Extracted records:
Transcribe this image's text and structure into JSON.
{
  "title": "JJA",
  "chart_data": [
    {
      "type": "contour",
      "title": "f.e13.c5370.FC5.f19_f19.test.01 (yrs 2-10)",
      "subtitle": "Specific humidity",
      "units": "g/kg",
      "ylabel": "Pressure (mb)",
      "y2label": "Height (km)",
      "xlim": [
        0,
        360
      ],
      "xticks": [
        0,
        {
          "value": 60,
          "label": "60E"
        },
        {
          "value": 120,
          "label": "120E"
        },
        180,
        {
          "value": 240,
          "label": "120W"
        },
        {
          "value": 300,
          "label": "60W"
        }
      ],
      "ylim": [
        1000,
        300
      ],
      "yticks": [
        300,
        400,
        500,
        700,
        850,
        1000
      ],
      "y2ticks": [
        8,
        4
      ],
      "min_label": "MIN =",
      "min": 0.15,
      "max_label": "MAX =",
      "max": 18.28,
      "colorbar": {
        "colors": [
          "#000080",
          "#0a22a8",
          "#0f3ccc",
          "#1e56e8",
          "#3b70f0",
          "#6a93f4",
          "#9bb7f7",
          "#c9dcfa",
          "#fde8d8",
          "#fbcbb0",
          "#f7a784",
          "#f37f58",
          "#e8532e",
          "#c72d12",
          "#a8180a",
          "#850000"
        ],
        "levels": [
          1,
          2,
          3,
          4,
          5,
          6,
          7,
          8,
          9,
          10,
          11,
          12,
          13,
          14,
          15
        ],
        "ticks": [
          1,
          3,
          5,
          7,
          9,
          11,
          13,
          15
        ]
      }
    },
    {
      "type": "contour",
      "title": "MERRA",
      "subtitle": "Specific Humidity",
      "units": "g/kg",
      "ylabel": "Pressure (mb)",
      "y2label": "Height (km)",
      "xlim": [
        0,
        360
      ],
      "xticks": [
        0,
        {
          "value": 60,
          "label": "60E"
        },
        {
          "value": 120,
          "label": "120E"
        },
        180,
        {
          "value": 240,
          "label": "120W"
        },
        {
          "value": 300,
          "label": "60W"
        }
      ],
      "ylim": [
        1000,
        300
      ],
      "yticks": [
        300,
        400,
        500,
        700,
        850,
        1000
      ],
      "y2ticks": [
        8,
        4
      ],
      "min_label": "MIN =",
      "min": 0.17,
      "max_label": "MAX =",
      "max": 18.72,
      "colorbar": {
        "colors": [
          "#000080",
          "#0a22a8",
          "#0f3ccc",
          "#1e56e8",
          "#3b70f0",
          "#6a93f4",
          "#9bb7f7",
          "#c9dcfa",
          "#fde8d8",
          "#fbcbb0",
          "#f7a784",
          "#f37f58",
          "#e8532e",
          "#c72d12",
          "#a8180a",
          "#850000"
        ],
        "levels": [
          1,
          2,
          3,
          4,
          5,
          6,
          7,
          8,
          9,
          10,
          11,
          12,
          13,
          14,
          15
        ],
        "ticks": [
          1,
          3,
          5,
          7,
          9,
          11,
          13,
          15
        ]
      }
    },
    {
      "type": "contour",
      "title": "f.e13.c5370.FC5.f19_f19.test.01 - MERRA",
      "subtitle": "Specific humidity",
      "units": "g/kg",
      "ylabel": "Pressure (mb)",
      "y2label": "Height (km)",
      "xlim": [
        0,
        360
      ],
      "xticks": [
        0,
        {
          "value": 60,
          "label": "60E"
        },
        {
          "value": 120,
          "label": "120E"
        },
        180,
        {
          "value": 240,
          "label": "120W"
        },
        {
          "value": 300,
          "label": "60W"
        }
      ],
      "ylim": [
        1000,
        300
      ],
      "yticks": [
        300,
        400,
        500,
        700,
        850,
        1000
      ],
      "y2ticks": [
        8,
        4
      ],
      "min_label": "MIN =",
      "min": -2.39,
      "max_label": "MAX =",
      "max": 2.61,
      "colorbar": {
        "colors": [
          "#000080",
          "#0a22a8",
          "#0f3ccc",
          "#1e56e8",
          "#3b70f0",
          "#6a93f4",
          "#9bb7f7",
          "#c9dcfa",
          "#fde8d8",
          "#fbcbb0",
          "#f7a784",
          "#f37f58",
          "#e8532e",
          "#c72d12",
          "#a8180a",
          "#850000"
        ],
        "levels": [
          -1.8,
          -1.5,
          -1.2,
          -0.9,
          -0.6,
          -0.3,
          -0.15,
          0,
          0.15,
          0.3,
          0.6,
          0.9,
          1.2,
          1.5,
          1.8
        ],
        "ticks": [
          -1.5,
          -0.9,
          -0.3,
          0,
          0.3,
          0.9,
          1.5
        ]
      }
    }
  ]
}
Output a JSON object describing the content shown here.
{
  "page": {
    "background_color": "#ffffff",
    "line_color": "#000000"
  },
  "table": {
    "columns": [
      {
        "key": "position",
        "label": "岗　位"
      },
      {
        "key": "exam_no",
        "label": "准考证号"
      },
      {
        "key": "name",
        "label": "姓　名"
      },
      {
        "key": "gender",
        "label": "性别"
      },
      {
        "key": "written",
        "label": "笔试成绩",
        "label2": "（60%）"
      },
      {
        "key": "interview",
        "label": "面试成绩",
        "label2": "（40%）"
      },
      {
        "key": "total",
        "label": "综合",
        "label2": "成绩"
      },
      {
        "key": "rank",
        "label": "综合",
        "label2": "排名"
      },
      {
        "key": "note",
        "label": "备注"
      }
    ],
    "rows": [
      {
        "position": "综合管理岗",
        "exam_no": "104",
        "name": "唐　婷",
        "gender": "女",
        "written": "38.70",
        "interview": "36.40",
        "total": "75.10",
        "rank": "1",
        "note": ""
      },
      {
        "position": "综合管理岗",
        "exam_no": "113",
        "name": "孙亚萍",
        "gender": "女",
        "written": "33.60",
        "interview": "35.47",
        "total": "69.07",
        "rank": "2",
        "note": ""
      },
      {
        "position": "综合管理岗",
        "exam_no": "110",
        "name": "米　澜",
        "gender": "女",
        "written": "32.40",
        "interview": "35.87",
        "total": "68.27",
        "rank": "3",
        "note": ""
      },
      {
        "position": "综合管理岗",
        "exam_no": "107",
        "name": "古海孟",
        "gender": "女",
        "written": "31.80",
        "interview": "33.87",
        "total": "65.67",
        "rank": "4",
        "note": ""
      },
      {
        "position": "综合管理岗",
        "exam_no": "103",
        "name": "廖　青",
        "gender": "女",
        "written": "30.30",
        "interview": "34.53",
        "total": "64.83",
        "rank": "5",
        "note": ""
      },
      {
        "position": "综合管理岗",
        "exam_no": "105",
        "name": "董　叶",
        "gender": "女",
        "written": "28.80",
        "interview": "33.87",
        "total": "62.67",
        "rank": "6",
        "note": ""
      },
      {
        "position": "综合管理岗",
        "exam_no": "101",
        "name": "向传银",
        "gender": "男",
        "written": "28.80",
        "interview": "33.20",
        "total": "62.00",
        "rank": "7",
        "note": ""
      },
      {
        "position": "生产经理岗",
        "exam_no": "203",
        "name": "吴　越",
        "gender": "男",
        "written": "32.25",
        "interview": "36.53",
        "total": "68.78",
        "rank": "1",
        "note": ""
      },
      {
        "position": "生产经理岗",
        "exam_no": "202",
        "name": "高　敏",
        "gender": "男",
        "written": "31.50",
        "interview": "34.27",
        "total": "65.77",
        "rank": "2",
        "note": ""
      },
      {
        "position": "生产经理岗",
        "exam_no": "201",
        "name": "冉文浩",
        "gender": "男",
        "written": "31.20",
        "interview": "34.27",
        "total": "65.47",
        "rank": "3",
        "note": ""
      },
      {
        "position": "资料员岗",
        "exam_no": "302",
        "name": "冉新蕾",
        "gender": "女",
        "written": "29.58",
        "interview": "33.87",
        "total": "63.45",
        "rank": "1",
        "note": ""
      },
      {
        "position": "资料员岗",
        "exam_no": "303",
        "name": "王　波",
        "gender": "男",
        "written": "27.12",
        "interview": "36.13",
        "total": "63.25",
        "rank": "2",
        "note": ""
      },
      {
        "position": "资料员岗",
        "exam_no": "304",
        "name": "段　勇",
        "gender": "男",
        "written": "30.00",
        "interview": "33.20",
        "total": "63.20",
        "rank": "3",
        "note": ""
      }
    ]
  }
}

### WORK REQUIRED
Work out how many lines of the listing above include "MERRA". Answer with the number and nothing more.

### ANSWER TO THIS EXERCISE
2